** start Records for this task **

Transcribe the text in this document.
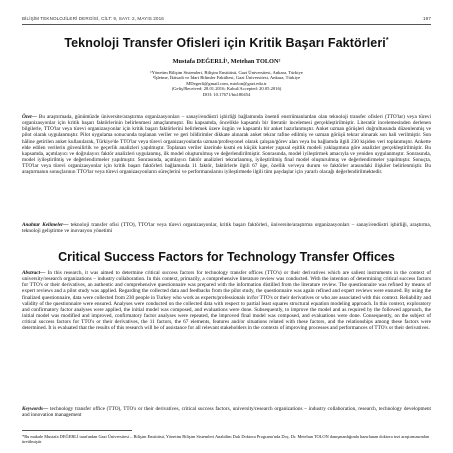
BİLİŞİM TEKNOLOJİLERİ DERGİSİ, CİLT: 9, SAYI: 2, MAYIS 2016	197
Teknoloji Transfer Ofisleri için Kritik Başarı Faktörleri*
Mustafa DEĞERLİ¹, Metehan TOLON²
¹Yönetim Bilişim Sistemleri, Bilişim Enstitüsü, Gazi Üniversitesi, Ankara, Türkiye
²İşletme, İktisadi ve İdari Bilimler Fakültesi, Gazi Üniversitesi, Ankara, Türkiye
MDegerli@gmail.com, mtolon@gazi.edu.tr
(Geliş/Received: 28.01.2016; Kabul/Accepted: 20.05.2016)
DOI: 10.17671/btd.80454
Özet— Bu araştırmada, günümüzde üniversite/araştırma organizasyonları – sanayi/endüstri işbirliği bağlamında önemli enstrümanlardan olan teknoloji transfer ofisleri (TTO'lar) veya türevi organizasyonlar için kritik başarı faktörlerinin belirlenmesi amaçlanmıştır. Bu kapsamda, öncelikle kapsamlı bir literatür incelemesi gerçekleştirilmiştir. Literatür incelemesinden derlenen bilgilerle, TTO'lar veya türevi organizasyonlar için kritik başarı faktörlerini belirlemek üzere özgün ve kapsamlı bir anket hazırlanmıştır. Anket uzman görüşleri doğrultusunda düzenlenmiş ve pilot olarak uygulanmıştır. Pilot uygulama sonucunda toplanan veriler ve geri bildirimler dikkate alınarak anket tekrar rafine edilmiş ve uzman görüşü tekrar alınarak son hali verilmiştir. Son hâline getirilen anket kullanılarak, Türkiye'de TTO'lar veya türevi organizasyonlarda uzman/profesyonel olarak çalışan/görev alan veya bu bağlamda ilgili 230 kişiden veri toplanmıştır. Ankette elde edilen verilerin güvenilirlik ve geçerlik analizleri yapılmıştır. Toplanan veriler üzerinde kısmi en küçük kareler yapısal eşitlik modeli yaklaşımına göre analizler gerçekleştirilmiştir. Bu kapsamda, açımlayıcı ve doğrulayıcı faktör analizleri uygulanmış, ilk model oluşturulmuş ve değerlendirilmiştir. Sonrasında, model iyileştirmek amacıyla ve yeniden uygulanmıştır. Sonrasında, model iyileştirilmiş ve değerlendirmeler yapılmıştır. Sonrasında, açımlayıcı faktör analizleri tekrarlanmış, iyileştirilmiş final model oluşturulmuş ve değerlendirmeler yapılmıştır. Sonuçta, TTO'lar veya türevi organizasyonlar için kritik başarı faktörleri bağlamında 11 faktör, faktörlerle ilgili 67 öge, özellik ve/veya durum ve faktörler arasındaki ilişkiler belirlenmiştir. Bu araştırmanın sonuçlarının TTO'lar veya türevi organizasyonların süreçlerini ve performanslarını iyileştirmede ilgili tüm paydaşlar için yararlı olacağı değerlendirilmektedir.
Anahtar Kelimeler— teknoloji transfer ofisi (TTO), TTO'lar veya türevi organizasyonlar, kritik başarı faktörleri, üniversite/araştırma organizasyonları – sanayi/endüstri işbirliği, araştırma, teknoloji geliştirme ve inovasyon yönetimi
Critical Success Factors for Technology Transfer Offices
Abstract— In this research, it was aimed to determine critical success factors for technology transfer offices (TTO's) or their derivatives which are salient instruments in the context of university/research organizations – industry collaboration. In this context, primarily, a comprehensive literature review was conducted. With the intention of determining critical success factors for TTO's or their derivatives, an authentic and comprehensive questionnaire was prepared with the information distilled from the literature review. The questionnaire was refined by means of expert reviews and a pilot study was applied. Regarding the collected data and feedbacks from the pilot study, the questionnaire was again refined and expert reviews were ensured. By using the finalized questionnaire, data were collected from 230 people in Turkey who work as experts/professionals in/for TTO's or their derivatives or who are associated with this context. Reliability and validity of the questionnaire were ensured. Analyses were conducted on the collected data with respect to partial least squares structural equation modeling approach. In this context, exploratory and confirmatory factor analyses were applied, the initial model was composed, and evaluations were done. Subsequently, to improve the model and as required by the followed approach, the initial model was modified and improved, confirmatory factor analyses were repeated, the improved final model was composed, and evaluations were done. Consequently, on the subject of critical success factors for TTO's or their derivatives, the 11 factors, the 67 elements, features and/or situations related with these factors, and the relationships among these factors were determined. It is evaluated that the results of this research will be of assistance for all relevant stakeholders in the contexts of improving processes and performances of TTO's or their derivatives.
Keywords— technology transfer office (TTO), TTO's or their derivatives, critical success factors, university/research organizations – industry collaboration, research, technology development and innovation management
*Bu makale Mustafa DEĞERLİ tarafından Gazi Üniversitesi – Bilişim Enstitüsü, Yönetim Bilişim Sistemleri Anabilim Dalı Doktora Programı'nda Doç. Dr. Metehan TOLON danışmanlığında hazırlanan doktora tezi araştırmasından üretilmiştir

** end Records for this task **

### Goal of the exercise
From the entries above, select each line containing the string "Mustafa".

### Exercise solution
Mustafa DEĞERLİ¹, Metehan TOLON²
*Bu makale Mustafa DEĞERLİ tarafından Gazi Üniversitesi – Bilişim Enstitüsü, Yönetim Bilişim Sistemleri Anabilim Dalı Doktora Programı'nda Doç. Dr. Metehan TOLON danışmanlığında hazırlanan doktora tezi araştırmasından üretilmiştir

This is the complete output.